*STUDY TEXT*:
::::::::

Former NASA Chief Architect Brad Hines on Solar Power’s Comeback

Once considered the dark horse in solar’s current race to the rooftop, solar concentrators are making a major comeback.

Solar investment veterans RockPort Capital Partners and Nth Power recently led a US$8 million Series A round for Practical Instruments. The company plans to use the funds to launch a product that it hopes will give it the market lead over competitors Greenvolt and Solofocus. Investors believe the company has the technology and the leadership to make it happen.

After more than 14 years designing and implementing NASA-grade opto-mechanical systems, Practical Instruments CEO and CTO Brad Hines, along with an experienced team, decided to focus on a solar solution designed with the key market demands in mind.

Hines believes that the company’s flagship product, Heliotube, will reduce installation and materials costs while supporting the corporate mantra: reduce the cost, not the power.

TechNewsWorld caught up with Hines to discuss how the company plans to use the funds, why solar concentrators are making a comeback, and what role solar power will play in the future.

TechNewsWorld: You recently raised $8 million in venture capital. What will you do with the money?

Brad Hines:

Our recent Series A funding enables us to launch Heliotube, our low-cost concentrating solar panel, and grow our sales channels. Since we pursue a standards-based approach, our solar concentrator systems can sell through the large, established VAR channel of solar installers, integrators and project developers.

By giving the existing VAR channel a differentiated product, instead of trying to compete with them we think they will be excited to take Heliotube to market. Working with existing channels eliminates the need for us to spend a lot of money building our own direct sales and installation capabilities, so this investment will go a long way.

TNW: Why are solar concentrators making a comeback? What’s driving the demand?

Hines:

Solar concentrators are not a new idea. There are large concentrator arrays that have been deployed in the Arizona desert for years. What’s new is the idea of bringing concentrator technologies — and their industrial strength power output — from the desert to the rooftop.

The biggest problems with solar power today are that it is too expensive and it doesn’t generate enough power in a given amount of space. Leveraging recent dramatic advances in high-efficiency solar cell technology, today, concentrating photovoltaic (CPV) technology is solving both of those problems by reducing the amount of expensive PV material used, while dramatically increasing the power output from a given footprint.

TNW: Is solar energy more viable for corporations than residential customers?

Hines:

If you install a solar energy system on your rooftop, you pay money today for the system and then you save money every month by having a smaller electric bill. Compared to residential customers, corporations and commercial customers are much more likely to look at things like payback and ROI.

Commercial users also benefit because commercial rooftops tend to be more uniform and provide a large area on which to install a system: larger solar energy systems benefit from economies of scale with regard to installation and the components used to tie panels together into a system.

TNW: How does all of this fit into the Green movement and LEED?

Hines:

Solar energy is an integral part of things like LEED (Leadership in Energy and Environmental Design) and the Green movement in general. With solar, you don’t put carbon in the atmosphere, it’s renewable, and with technologies such as Heliotube, it’s affordable, too, bringing LEED into reach of more building owners.

One of the most interesting features of Heliotube is that it generates peak power for more hours of the day than traditional solar panels. In particular, Heliotube continues to provide peak power well into the afternoon hours, making its power output an excellent match to the air conditioning load on hot summer days. Heliotube makes buildings self-sufficient, a key aspect of LEED design.

TNW: What’s the difference or advantage of solar concentrators and other leading forms of solar energy producing technologies?

::::::::

*EXTRACTED INFORMATION*:
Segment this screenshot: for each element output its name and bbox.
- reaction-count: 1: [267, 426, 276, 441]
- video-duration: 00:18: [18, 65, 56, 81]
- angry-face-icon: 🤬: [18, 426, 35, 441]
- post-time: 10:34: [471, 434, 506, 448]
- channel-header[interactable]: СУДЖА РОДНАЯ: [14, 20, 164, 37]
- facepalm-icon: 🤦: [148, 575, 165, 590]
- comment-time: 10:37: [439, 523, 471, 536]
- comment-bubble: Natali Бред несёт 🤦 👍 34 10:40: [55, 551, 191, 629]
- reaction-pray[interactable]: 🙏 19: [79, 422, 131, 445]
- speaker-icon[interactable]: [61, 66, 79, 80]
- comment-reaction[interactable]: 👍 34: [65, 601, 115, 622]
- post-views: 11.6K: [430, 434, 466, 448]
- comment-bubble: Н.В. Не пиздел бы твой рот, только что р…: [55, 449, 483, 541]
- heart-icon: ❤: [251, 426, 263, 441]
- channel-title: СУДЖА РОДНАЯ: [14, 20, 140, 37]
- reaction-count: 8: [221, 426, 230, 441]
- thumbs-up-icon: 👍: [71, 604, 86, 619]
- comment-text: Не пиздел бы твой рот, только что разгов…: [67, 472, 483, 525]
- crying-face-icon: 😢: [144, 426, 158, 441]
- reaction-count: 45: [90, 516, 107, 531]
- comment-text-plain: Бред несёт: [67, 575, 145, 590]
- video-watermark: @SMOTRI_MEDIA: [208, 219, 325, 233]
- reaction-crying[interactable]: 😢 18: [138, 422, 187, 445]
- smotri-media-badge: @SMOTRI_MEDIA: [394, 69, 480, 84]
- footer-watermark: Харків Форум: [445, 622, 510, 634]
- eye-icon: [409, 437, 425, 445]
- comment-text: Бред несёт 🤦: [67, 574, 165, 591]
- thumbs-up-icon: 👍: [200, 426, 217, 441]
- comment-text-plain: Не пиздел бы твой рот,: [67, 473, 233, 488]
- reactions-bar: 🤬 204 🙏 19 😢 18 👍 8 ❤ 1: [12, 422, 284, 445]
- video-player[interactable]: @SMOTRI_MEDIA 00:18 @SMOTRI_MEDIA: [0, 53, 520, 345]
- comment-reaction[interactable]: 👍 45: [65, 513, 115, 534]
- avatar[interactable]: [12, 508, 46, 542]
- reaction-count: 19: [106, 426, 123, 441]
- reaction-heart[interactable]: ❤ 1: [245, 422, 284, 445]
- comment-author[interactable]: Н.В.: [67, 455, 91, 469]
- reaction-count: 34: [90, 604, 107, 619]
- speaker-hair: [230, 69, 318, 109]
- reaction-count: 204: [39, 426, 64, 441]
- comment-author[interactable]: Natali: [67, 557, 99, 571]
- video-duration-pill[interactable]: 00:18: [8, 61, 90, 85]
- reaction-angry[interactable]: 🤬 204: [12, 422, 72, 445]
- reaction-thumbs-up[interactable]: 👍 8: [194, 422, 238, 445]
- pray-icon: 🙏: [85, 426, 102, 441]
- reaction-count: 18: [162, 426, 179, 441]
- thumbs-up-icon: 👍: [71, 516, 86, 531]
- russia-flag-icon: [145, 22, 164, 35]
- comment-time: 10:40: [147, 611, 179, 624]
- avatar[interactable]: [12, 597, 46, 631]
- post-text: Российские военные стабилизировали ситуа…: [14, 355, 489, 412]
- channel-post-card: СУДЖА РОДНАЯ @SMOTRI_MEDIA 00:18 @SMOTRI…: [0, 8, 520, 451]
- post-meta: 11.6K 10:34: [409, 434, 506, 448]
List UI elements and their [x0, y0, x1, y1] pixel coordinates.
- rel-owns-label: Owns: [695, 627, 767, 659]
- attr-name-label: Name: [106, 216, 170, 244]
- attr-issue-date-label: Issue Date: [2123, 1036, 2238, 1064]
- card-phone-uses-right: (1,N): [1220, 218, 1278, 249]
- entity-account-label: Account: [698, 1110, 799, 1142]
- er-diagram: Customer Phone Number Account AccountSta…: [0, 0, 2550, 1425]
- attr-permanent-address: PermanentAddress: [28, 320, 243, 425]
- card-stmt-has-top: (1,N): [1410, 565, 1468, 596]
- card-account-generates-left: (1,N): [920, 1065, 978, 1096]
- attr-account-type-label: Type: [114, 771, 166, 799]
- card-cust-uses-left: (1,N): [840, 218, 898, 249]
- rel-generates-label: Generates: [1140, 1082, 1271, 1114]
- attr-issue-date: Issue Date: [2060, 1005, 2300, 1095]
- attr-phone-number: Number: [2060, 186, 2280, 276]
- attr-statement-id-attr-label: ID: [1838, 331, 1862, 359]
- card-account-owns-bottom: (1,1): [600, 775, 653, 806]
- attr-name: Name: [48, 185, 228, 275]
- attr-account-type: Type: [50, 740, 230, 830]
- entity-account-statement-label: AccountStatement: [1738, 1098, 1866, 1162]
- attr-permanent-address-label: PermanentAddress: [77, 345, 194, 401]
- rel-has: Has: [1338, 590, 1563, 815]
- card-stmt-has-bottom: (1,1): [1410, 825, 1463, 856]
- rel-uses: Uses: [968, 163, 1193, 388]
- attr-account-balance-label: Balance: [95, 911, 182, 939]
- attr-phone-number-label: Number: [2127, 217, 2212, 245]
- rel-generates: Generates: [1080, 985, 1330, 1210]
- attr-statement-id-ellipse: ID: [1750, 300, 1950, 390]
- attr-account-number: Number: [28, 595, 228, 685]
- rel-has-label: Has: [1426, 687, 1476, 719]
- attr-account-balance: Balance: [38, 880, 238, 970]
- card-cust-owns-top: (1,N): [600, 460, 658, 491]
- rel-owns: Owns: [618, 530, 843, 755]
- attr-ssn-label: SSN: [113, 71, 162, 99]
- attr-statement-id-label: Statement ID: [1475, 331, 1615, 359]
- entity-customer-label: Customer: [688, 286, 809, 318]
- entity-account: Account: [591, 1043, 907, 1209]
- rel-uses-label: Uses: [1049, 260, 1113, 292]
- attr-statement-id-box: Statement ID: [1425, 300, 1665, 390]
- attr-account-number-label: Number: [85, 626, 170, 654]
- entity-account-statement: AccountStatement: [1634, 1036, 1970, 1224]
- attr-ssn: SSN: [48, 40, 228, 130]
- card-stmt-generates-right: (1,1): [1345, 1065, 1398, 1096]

::::::::

*PROBLEM*: Carry on the solar concentrator interview from its last line, in the same voice and format. The data is separate material and has no connection to the solar concentrator interview.

*RESPONSE TO THE TASK*:
Hines:

Solar concentrators use CPV technology. By using lenses and/or mirrors, you can focus more sunlight onto a smaller area and dramatically reduce the amount of photovoltaic (PV) material that you need. PV is the most costly part of a solar power system, so if you can cut that by 90 percent, as Heliotube does, it makes a big difference in price.

CPV also enables much higher efficiency — when you’re only using a small amount of PV material, you can afford the best — which means you can get a lot more power from the same area of rooftop, or wherever you are installing your system. More power from a given installation means more savings on your electric bill. If you think like a customer in terms of payback and ROI, this is critically important.

There are a number of other exciting technologies coming to market, and some of these are also expected to be low cost, but unfortunately they don’t address the problem of providing enough electricity to power modern homes and businesses. Driving for low cost is interesting, but driving for low cost and high power is a lot more interesting.

Two important measures of performance for a solar system are: (1) installed cost per watt of generating capacity; and (2) generating capacity per square foot. A number of emerging technologies hold promise for the former; we feel that our solution uniquely excels at the latter, as well.

Another problem is that many new technologies don’t follow traditional form factors and industry installation practices, and therefore cost much more to install, maintain and upgrade. Only half the cost of any solar installation is the solar panels themselves. The other half, which is too often ignored, includes installation, auxiliary equipment and sales costs. Combining the efficiency advantage of CPV with a standards-based approach, our platform allows us to significantly reduce costs on both sides of the equation.

TNW: What have been the traditional challenges in the solar concentrator market?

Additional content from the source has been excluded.